[REQUIRED WORK]:
Of the lines in these entries, how many contain the string "位代表上台领奖"? Give the number and nothing else.

[PROVIDED MATERIAL]:
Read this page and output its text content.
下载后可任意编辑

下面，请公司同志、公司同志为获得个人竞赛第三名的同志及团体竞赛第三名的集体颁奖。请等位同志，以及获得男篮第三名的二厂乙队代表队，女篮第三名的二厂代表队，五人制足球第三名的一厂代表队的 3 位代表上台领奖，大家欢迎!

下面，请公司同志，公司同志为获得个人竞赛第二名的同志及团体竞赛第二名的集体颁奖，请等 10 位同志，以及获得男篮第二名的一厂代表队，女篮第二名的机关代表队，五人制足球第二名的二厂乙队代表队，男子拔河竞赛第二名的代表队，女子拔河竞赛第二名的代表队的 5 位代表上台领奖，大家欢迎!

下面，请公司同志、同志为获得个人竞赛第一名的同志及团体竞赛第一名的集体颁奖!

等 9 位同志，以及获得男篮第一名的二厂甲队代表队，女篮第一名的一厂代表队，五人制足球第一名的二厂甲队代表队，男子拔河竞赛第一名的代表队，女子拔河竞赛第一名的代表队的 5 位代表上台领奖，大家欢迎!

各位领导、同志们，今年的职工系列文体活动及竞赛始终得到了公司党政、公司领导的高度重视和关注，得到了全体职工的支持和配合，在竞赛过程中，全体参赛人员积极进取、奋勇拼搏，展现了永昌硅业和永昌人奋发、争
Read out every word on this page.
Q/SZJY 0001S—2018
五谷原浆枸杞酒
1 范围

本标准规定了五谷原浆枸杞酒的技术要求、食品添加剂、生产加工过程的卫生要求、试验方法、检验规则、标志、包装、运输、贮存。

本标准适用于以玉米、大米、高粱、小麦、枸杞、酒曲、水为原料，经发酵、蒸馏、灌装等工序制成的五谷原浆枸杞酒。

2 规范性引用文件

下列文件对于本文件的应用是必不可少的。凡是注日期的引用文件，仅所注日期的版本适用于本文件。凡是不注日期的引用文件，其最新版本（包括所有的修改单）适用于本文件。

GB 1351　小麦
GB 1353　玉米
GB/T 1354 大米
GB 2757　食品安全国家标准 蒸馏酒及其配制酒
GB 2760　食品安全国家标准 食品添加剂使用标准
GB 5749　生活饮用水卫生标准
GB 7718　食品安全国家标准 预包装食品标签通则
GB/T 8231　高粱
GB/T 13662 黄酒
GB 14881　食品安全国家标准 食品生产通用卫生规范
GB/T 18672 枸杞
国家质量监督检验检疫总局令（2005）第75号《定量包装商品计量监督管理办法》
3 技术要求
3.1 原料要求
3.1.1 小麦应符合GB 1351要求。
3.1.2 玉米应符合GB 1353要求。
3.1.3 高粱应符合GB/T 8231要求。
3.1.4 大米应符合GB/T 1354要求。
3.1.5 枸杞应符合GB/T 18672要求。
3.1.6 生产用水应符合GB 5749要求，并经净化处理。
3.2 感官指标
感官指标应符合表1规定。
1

[EXERCISE RESULT]:
3